[start of Record list]
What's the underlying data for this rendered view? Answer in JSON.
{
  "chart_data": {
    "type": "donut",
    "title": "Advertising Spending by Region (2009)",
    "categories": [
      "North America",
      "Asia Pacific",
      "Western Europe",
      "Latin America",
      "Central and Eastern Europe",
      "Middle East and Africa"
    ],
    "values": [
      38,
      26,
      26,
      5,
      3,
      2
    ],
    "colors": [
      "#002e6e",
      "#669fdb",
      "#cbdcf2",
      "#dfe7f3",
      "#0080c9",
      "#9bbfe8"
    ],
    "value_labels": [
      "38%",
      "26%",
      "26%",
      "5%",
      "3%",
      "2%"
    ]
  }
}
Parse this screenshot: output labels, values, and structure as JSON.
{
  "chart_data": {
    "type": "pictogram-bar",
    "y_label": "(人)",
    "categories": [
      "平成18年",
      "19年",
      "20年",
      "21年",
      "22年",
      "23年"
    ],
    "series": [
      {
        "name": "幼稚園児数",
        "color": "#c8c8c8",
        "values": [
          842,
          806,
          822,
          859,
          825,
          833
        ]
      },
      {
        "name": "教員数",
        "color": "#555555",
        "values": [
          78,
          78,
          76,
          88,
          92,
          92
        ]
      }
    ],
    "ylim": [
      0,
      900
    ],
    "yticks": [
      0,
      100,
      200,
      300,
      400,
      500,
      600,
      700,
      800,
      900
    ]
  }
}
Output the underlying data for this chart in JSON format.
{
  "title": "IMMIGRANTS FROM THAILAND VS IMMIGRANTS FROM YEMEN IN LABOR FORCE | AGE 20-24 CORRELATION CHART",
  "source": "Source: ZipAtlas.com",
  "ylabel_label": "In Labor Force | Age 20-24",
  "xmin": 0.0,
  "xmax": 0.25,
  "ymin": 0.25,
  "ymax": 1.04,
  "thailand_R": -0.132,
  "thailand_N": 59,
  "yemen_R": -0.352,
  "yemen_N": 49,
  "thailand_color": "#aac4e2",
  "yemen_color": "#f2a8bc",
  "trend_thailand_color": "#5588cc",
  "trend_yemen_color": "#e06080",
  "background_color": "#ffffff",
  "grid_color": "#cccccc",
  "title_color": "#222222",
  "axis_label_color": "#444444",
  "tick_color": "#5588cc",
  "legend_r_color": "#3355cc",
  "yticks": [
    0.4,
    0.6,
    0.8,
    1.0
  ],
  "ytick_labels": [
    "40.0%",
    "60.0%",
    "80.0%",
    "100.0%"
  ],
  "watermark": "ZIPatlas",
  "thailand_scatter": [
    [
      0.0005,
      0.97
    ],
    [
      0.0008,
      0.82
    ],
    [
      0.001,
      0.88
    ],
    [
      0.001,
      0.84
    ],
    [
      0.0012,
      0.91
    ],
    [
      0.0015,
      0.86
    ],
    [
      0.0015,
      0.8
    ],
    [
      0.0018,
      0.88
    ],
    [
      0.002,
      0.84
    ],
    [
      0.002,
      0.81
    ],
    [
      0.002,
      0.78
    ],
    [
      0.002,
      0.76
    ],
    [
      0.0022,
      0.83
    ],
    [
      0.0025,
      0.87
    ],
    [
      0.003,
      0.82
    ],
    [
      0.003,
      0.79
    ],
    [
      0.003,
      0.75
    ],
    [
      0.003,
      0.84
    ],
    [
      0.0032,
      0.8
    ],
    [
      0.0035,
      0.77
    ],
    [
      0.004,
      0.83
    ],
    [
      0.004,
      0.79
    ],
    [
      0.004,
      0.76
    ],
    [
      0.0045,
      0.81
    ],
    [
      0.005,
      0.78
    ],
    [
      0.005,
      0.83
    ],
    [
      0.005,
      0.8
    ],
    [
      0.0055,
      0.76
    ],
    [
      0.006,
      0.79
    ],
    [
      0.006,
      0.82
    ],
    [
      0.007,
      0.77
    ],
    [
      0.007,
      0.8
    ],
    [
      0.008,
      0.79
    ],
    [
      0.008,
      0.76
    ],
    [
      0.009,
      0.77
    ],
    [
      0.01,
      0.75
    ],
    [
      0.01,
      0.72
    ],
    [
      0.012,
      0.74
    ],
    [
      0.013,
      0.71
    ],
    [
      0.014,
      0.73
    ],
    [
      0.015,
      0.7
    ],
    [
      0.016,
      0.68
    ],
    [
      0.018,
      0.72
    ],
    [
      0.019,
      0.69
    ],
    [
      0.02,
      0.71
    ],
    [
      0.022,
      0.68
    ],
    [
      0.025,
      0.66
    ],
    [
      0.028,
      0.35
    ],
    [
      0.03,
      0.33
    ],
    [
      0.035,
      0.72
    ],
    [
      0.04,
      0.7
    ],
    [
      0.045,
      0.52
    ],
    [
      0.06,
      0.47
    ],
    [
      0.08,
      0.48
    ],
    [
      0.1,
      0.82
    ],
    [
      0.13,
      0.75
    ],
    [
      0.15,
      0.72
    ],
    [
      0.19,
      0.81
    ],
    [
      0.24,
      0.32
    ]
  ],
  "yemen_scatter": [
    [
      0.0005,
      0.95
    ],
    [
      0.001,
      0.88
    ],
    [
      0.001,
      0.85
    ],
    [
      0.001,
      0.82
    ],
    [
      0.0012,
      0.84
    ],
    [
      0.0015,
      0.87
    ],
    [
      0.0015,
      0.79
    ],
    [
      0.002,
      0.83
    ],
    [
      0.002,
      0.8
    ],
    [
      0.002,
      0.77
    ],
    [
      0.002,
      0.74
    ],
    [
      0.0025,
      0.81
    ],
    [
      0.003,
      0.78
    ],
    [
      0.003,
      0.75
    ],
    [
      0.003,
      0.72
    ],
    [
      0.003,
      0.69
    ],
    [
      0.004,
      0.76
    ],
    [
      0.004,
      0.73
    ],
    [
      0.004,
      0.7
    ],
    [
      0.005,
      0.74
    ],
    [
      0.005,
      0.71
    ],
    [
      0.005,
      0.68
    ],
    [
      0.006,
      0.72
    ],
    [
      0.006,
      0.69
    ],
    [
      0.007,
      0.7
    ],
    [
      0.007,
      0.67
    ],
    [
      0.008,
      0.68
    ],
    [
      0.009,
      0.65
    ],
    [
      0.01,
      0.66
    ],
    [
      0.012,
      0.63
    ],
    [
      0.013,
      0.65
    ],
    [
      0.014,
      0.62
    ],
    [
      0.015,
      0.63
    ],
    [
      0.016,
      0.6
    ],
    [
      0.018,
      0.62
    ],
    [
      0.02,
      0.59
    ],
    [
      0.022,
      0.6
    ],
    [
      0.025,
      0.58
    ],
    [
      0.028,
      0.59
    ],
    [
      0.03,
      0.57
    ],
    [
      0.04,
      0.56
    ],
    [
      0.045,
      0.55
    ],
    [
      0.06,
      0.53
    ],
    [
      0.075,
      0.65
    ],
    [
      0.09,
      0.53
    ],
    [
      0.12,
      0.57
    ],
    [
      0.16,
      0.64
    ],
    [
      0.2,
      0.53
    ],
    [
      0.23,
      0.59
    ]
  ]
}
[end of Record list]
Task objective: Gather each line in the entries above where the string "this" is found.

Correct result:
What's the underlying data for this rendered view? Answer in JSON.
Parse this screenshot: output labels, values, and structure as JSON.
Output the underlying data for this chart in JSON format.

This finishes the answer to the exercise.